# Selected passage:
:::
The Cloud Pak for Data installation includes a
self-signed TLS certificate that can be used to enable HTTPS connections. By default, this
certificate is untrusted by all HTTPS clients. However, you can replace the default certificate with
your own TLS certificate.
IBM® Cloud Pak for Data exposes one HTTPS port as the
primary access point for the web client and for API requests. On Red Hat® OpenShift®, the port is exposed as an OpenShift route.
Before you begin
- Required permissions
- To complete this task, you must have one of the following roles:
- Red Hat OpenShift cluster administrator
- Red Hat OpenShift project administrator on the
project where Cloud Pak for Data is installed
To complete this task, you must have your own certificate and private key file that
meet the following requirements:
- Both files are in PEM format.
- The certificate is named cert.crt.
:::
# Available data:
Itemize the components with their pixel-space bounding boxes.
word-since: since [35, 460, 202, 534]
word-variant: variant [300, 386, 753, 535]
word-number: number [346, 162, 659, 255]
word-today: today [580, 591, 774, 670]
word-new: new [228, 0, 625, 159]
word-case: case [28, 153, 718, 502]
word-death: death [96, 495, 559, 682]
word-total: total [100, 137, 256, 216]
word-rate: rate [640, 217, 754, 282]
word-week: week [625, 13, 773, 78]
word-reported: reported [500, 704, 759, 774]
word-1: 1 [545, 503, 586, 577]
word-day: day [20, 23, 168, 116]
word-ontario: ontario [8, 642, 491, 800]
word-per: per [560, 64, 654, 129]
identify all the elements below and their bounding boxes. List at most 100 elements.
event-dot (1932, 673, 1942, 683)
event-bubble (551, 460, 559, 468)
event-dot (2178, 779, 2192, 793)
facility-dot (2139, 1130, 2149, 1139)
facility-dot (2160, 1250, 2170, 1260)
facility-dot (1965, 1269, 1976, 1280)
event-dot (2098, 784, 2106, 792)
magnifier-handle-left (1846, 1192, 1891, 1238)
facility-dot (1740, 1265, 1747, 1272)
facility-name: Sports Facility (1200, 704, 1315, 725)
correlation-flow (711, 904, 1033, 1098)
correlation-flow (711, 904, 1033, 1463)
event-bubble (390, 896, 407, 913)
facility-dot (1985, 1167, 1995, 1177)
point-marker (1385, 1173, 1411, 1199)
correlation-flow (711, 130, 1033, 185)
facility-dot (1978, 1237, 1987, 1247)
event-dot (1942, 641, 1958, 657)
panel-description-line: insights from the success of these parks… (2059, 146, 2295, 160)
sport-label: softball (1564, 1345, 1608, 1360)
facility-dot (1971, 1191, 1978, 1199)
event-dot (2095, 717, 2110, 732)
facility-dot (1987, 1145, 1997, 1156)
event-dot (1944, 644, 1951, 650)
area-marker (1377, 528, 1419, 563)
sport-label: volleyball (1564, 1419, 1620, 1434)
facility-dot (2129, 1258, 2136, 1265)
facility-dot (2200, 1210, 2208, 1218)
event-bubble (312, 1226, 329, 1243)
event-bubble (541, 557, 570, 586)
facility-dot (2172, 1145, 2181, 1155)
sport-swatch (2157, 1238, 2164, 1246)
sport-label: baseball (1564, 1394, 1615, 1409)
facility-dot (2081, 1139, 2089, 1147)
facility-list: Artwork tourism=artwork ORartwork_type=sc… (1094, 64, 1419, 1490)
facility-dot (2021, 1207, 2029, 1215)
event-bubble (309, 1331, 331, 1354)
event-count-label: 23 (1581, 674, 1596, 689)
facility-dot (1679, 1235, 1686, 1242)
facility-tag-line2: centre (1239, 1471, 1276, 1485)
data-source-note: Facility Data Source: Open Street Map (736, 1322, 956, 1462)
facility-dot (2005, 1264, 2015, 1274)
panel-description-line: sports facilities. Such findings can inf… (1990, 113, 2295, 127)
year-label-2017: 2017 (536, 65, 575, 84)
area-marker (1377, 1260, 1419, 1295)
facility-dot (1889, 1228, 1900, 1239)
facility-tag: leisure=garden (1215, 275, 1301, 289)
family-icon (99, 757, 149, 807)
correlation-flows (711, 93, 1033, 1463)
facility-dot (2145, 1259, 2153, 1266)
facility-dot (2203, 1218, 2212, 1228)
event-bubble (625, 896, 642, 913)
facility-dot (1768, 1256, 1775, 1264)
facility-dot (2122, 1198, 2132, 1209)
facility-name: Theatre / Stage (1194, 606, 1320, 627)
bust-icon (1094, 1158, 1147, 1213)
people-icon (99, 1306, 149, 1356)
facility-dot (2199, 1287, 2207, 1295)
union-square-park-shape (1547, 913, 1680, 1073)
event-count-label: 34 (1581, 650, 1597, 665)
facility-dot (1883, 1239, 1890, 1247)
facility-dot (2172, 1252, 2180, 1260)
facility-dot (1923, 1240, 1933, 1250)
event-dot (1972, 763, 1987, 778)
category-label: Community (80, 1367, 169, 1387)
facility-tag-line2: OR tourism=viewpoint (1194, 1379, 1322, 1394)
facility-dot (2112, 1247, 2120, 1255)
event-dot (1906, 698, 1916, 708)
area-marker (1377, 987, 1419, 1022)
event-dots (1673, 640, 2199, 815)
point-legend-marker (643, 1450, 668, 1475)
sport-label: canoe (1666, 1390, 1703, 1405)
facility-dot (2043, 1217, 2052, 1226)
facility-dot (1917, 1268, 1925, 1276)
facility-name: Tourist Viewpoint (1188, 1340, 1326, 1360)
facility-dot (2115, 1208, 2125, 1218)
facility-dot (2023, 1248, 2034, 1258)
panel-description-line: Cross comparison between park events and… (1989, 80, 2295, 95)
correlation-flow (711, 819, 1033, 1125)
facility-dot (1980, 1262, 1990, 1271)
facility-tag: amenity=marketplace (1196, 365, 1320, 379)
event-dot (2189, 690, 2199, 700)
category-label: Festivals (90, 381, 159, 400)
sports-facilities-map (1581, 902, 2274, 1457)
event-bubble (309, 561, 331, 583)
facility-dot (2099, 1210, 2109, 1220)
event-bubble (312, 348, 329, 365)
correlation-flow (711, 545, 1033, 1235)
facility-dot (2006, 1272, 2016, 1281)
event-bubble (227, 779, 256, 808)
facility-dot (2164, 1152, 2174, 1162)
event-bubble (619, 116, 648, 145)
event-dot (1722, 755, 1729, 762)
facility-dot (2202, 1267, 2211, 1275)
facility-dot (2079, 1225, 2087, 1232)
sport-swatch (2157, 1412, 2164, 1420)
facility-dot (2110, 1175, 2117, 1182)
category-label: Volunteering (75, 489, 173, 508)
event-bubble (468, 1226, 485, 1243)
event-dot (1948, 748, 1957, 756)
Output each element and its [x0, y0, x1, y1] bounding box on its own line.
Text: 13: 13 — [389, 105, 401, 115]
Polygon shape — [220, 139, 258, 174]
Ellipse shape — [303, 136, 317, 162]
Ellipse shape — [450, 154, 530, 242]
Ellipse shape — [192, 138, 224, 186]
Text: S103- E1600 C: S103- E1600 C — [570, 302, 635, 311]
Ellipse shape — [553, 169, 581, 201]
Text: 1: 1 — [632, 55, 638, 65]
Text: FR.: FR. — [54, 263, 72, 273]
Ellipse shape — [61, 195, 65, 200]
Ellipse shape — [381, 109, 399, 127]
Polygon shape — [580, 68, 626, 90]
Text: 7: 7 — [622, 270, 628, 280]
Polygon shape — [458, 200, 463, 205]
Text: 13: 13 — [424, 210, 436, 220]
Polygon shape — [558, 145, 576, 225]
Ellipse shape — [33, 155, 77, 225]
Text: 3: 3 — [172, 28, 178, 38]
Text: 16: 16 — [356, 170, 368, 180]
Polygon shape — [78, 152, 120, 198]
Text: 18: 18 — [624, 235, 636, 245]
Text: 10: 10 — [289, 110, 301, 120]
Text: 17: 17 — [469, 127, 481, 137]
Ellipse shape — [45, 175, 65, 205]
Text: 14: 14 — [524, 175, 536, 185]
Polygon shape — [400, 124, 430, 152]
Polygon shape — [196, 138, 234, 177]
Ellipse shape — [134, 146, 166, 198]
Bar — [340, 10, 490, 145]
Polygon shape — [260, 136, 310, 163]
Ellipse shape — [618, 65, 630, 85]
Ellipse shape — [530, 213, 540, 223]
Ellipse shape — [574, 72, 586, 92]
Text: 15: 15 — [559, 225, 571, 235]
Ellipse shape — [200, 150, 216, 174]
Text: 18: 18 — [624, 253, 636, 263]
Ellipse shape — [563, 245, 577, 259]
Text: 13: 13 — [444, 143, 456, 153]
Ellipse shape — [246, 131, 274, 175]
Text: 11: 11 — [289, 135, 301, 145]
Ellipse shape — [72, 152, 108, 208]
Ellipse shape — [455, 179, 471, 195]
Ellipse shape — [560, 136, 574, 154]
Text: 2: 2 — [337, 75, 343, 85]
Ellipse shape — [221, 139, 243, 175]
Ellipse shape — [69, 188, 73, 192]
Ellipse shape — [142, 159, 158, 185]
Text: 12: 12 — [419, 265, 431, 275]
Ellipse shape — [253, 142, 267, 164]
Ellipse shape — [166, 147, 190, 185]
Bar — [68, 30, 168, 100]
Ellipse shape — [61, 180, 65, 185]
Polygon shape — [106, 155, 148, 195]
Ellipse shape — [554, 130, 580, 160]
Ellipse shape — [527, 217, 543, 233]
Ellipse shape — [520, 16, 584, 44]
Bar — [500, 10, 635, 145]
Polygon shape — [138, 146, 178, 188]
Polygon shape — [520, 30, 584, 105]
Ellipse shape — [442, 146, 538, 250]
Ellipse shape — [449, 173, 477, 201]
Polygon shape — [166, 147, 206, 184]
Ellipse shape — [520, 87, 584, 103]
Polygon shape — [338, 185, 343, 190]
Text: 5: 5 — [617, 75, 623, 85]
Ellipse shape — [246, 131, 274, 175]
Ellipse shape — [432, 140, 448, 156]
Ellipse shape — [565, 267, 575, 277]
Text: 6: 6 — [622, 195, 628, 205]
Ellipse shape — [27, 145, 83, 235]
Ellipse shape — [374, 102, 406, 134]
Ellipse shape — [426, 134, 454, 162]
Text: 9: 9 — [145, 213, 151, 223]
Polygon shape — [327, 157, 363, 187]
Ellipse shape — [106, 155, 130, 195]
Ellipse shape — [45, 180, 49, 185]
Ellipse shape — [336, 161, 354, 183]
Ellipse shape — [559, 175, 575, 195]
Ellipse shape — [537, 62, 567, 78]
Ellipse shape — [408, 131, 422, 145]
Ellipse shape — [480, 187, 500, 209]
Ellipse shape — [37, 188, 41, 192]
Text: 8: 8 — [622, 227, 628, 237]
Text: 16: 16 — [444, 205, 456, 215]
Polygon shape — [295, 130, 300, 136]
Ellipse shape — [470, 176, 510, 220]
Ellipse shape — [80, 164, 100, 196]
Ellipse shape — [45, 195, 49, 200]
:::
# Task instructions:
1) Reproduce the certificate passage from "Before you begin" up to and including "in PEM format.".
2) Answer these questions using the certificate passage:
(a) On Red Hat OpenShift, how is the HTTPS port exposed?
(b) What format must both the certificate and the private key file be in?
(c) What name must the certificate have?
The entries are separate material and are not part of the certificate passage.

# Results for each task:
1)
Before you begin
- Required permissions
- To complete this task, you must have one of the following roles:
- Red Hat OpenShift cluster administrator
- Red Hat OpenShift project administrator on the
project where Cloud Pak for Data is installed
To complete this task, you must have your own certificate and private key file that
meet the following requirements:
- Both files are in PEM format.

2)
(a) As an OpenShift route.
(b) PEM format.
(c) cert.crt